[START OF Data entries]

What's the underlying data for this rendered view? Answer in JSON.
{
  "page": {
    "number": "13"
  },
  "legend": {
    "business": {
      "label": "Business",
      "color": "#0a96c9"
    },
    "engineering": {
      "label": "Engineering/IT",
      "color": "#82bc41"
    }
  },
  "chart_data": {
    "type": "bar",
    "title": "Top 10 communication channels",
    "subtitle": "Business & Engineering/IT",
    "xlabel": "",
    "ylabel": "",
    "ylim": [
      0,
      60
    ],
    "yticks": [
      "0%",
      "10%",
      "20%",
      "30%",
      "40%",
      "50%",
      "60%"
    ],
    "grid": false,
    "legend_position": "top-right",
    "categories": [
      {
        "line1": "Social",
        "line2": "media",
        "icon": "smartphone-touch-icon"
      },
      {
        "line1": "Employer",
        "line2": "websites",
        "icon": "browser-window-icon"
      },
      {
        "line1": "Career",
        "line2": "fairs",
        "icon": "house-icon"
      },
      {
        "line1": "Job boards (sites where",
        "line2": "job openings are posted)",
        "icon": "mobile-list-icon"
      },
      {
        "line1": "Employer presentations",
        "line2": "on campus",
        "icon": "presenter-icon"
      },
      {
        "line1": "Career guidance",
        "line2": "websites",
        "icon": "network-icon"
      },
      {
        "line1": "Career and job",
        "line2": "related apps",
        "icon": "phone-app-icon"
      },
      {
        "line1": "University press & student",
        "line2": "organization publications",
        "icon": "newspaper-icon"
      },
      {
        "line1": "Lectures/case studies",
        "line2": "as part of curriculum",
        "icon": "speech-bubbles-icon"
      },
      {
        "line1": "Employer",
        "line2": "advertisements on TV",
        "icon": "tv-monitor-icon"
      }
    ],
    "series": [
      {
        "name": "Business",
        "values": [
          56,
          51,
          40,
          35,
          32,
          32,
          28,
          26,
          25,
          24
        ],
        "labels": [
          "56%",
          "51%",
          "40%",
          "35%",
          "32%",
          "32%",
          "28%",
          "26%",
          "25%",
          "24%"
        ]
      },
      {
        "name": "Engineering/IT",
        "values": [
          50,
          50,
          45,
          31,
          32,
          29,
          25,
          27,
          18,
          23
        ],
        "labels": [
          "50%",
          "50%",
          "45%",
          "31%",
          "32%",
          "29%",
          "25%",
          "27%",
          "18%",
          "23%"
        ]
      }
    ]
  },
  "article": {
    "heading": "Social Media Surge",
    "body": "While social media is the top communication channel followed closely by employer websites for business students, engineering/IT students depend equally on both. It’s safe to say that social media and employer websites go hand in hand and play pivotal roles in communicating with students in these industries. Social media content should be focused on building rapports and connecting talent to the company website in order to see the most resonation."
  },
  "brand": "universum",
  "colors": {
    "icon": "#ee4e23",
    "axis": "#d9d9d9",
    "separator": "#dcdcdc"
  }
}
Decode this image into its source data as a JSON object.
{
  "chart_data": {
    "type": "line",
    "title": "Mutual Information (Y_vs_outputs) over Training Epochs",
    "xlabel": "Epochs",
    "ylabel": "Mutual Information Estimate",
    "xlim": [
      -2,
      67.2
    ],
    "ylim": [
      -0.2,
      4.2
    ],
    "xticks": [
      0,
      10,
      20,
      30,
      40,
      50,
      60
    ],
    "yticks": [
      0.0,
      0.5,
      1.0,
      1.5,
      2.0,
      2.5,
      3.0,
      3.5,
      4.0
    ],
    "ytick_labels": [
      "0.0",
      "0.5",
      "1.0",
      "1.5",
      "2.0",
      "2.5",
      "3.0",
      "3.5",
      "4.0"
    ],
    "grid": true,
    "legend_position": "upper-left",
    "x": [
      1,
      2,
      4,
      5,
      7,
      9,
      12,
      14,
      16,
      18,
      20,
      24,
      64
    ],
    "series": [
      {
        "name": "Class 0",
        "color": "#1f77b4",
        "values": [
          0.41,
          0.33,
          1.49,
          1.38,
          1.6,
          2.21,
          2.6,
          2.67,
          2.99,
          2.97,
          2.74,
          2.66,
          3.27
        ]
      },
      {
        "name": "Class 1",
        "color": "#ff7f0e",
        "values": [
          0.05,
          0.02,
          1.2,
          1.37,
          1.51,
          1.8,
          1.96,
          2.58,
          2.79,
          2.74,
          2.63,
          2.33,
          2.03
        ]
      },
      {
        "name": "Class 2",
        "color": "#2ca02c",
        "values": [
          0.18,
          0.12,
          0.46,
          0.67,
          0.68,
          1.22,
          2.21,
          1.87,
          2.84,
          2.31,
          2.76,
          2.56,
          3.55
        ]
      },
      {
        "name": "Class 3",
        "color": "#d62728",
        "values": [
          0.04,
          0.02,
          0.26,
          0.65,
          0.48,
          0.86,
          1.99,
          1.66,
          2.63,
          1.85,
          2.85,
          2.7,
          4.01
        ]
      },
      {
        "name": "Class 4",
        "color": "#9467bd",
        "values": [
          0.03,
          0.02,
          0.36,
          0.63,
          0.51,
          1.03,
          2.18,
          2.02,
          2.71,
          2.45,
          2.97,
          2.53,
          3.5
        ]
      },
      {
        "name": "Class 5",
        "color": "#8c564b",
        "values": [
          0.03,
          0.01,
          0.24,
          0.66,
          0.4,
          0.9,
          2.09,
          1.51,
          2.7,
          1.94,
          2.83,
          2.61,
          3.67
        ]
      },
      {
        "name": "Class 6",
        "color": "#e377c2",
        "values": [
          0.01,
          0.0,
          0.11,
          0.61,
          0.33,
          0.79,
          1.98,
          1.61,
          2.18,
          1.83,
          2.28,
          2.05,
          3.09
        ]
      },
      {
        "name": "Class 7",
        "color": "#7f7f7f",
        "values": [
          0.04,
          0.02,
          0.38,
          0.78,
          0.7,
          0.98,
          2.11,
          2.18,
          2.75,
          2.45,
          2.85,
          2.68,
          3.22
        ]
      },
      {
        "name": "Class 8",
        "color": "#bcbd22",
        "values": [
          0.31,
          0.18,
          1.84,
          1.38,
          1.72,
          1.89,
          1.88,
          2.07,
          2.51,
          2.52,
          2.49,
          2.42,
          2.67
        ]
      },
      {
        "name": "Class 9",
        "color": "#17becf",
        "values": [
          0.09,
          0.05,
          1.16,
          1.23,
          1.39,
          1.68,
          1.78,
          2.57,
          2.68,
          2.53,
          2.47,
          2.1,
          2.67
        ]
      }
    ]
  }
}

[END OF Data entries]

Written task ▸ Give back all the records exactly as they stand.

Reply ▸
What's the underlying data for this rendered view? Answer in JSON.
{
  "page": {
    "number": "13"
  },
  "legend": {
    "business": {
      "label": "Business",
      "color": "#0a96c9"
    },
    "engineering": {
      "label": "Engineering/IT",
      "color": "#82bc41"
    }
  },
  "chart_data": {
    "type": "bar",
    "title": "Top 10 communication channels",
    "subtitle": "Business & Engineering/IT",
    "xlabel": "",
    "ylabel": "",
    "ylim": [
      0,
      60
    ],
    "yticks": [
      "0%",
      "10%",
      "20%",
      "30%",
      "40%",
      "50%",
      "60%"
    ],
    "grid": false,
    "legend_position": "top-right",
    "categories": [
      {
        "line1": "Social",
        "line2": "media",
        "icon": "smartphone-touch-icon"
      },
      {
        "line1": "Employer",
        "line2": "websites",
        "icon": "browser-window-icon"
      },
      {
        "line1": "Career",
        "line2": "fairs",
        "icon": "house-icon"
      },
      {
        "line1": "Job boards (sites where",
        "line2": "job openings are posted)",
        "icon": "mobile-list-icon"
      },
      {
        "line1": "Employer presentations",
        "line2": "on campus",
        "icon": "presenter-icon"
      },
      {
        "line1": "Career guidance",
        "line2": "websites",
        "icon": "network-icon"
      },
      {
        "line1": "Career and job",
        "line2": "related apps",
        "icon": "phone-app-icon"
      },
      {
        "line1": "University press & student",
        "line2": "organization publications",
        "icon": "newspaper-icon"
      },
      {
        "line1": "Lectures/case studies",
        "line2": "as part of curriculum",
        "icon": "speech-bubbles-icon"
      },
      {
        "line1": "Employer",
        "line2": "advertisements on TV",
        "icon": "tv-monitor-icon"
      }
    ],
    "series": [
      {
        "name": "Business",
        "values": [
          56,
          51,
          40,
          35,
          32,
          32,
          28,
          26,
          25,
          24
        ],
        "labels": [
          "56%",
          "51%",
          "40%",
          "35%",
          "32%",
          "32%",
          "28%",
          "26%",
          "25%",
          "24%"
        ]
      },
      {
        "name": "Engineering/IT",
        "values": [
          50,
          50,
          45,
          31,
          32,
          29,
          25,
          27,
          18,
          23
        ],
        "labels": [
          "50%",
          "50%",
          "45%",
          "31%",
          "32%",
          "29%",
          "25%",
          "27%",
          "18%",
          "23%"
        ]
      }
    ]
  },
  "article": {
    "heading": "Social Media Surge",
    "body": "While social media is the top communication channel followed closely by employer websites for business students, engineering/IT students depend equally on both. It’s safe to say that social media and employer websites go hand in hand and play pivotal roles in communicating with students in these industries. Social media content should be focused on building rapports and connecting talent to the company website in order to see the most resonation."
  },
  "brand": "universum",
  "colors": {
    "icon": "#ee4e23",
    "axis": "#d9d9d9",
    "separator": "#dcdcdc"
  }
}
Decode this image into its source data as a JSON object.
{
  "chart_data": {
    "type": "line",
    "title": "Mutual Information (Y_vs_outputs) over Training Epochs",
    "xlabel": "Epochs",
    "ylabel": "Mutual Information Estimate",
    "xlim": [
      -2,
      67.2
    ],
    "ylim": [
      -0.2,
      4.2
    ],
    "xticks": [
      0,
      10,
      20,
      30,
      40,
      50,
      60
    ],
    "yticks": [
      0.0,
      0.5,
      1.0,
      1.5,
      2.0,
      2.5,
      3.0,
      3.5,
      4.0
    ],
    "ytick_labels": [
      "0.0",
      "0.5",
      "1.0",
      "1.5",
      "2.0",
      "2.5",
      "3.0",
      "3.5",
      "4.0"
    ],
    "grid": true,
    "legend_position": "upper-left",
    "x": [
      1,
      2,
      4,
      5,
      7,
      9,
      12,
      14,
      16,
      18,
      20,
      24,
      64
    ],
    "series": [
      {
        "name": "Class 0",
        "color": "#1f77b4",
        "values": [
          0.41,
          0.33,
          1.49,
          1.38,
          1.6,
          2.21,
          2.6,
          2.67,
          2.99,
          2.97,
          2.74,
          2.66,
          3.27
        ]
      },
      {
        "name": "Class 1",
        "color": "#ff7f0e",
        "values": [
          0.05,
          0.02,
          1.2,
          1.37,
          1.51,
          1.8,
          1.96,
          2.58,
          2.79,
          2.74,
          2.63,
          2.33,
          2.03
        ]
      },
      {
        "name": "Class 2",
        "color": "#2ca02c",
        "values": [
          0.18,
          0.12,
          0.46,
          0.67,
          0.68,
          1.22,
          2.21,
          1.87,
          2.84,
          2.31,
          2.76,
          2.56,
          3.55
        ]
      },
      {
        "name": "Class 3",
        "color": "#d62728",
        "values": [
          0.04,
          0.02,
          0.26,
          0.65,
          0.48,
          0.86,
          1.99,
          1.66,
          2.63,
          1.85,
          2.85,
          2.7,
          4.01
        ]
      },
      {
        "name": "Class 4",
        "color": "#9467bd",
        "values": [
          0.03,
          0.02,
          0.36,
          0.63,
          0.51,
          1.03,
          2.18,
          2.02,
          2.71,
          2.45,
          2.97,
          2.53,
          3.5
        ]
      },
      {
        "name": "Class 5",
        "color": "#8c564b",
        "values": [
          0.03,
          0.01,
          0.24,
          0.66,
          0.4,
          0.9,
          2.09,
          1.51,
          2.7,
          1.94,
          2.83,
          2.61,
          3.67
        ]
      },
      {
        "name": "Class 6",
        "color": "#e377c2",
        "values": [
          0.01,
          0.0,
          0.11,
          0.61,
          0.33,
          0.79,
          1.98,
          1.61,
          2.18,
          1.83,
          2.28,
          2.05,
          3.09
        ]
      },
      {
        "name": "Class 7",
        "color": "#7f7f7f",
        "values": [
          0.04,
          0.02,
          0.38,
          0.78,
          0.7,
          0.98,
          2.11,
          2.18,
          2.75,
          2.45,
          2.85,
          2.68,
          3.22
        ]
      },
      {
        "name": "Class 8",
        "color": "#bcbd22",
        "values": [
          0.31,
          0.18,
          1.84,
          1.38,
          1.72,
          1.89,
          1.88,
          2.07,
          2.51,
          2.52,
          2.49,
          2.42,
          2.67
        ]
      },
      {
        "name": "Class 9",
        "color": "#17becf",
        "values": [
          0.09,
          0.05,
          1.16,
          1.23,
          1.39,
          1.68,
          1.78,
          2.57,
          2.68,
          2.53,
          2.47,
          2.1,
          2.67
        ]
      }
    ]
  }
}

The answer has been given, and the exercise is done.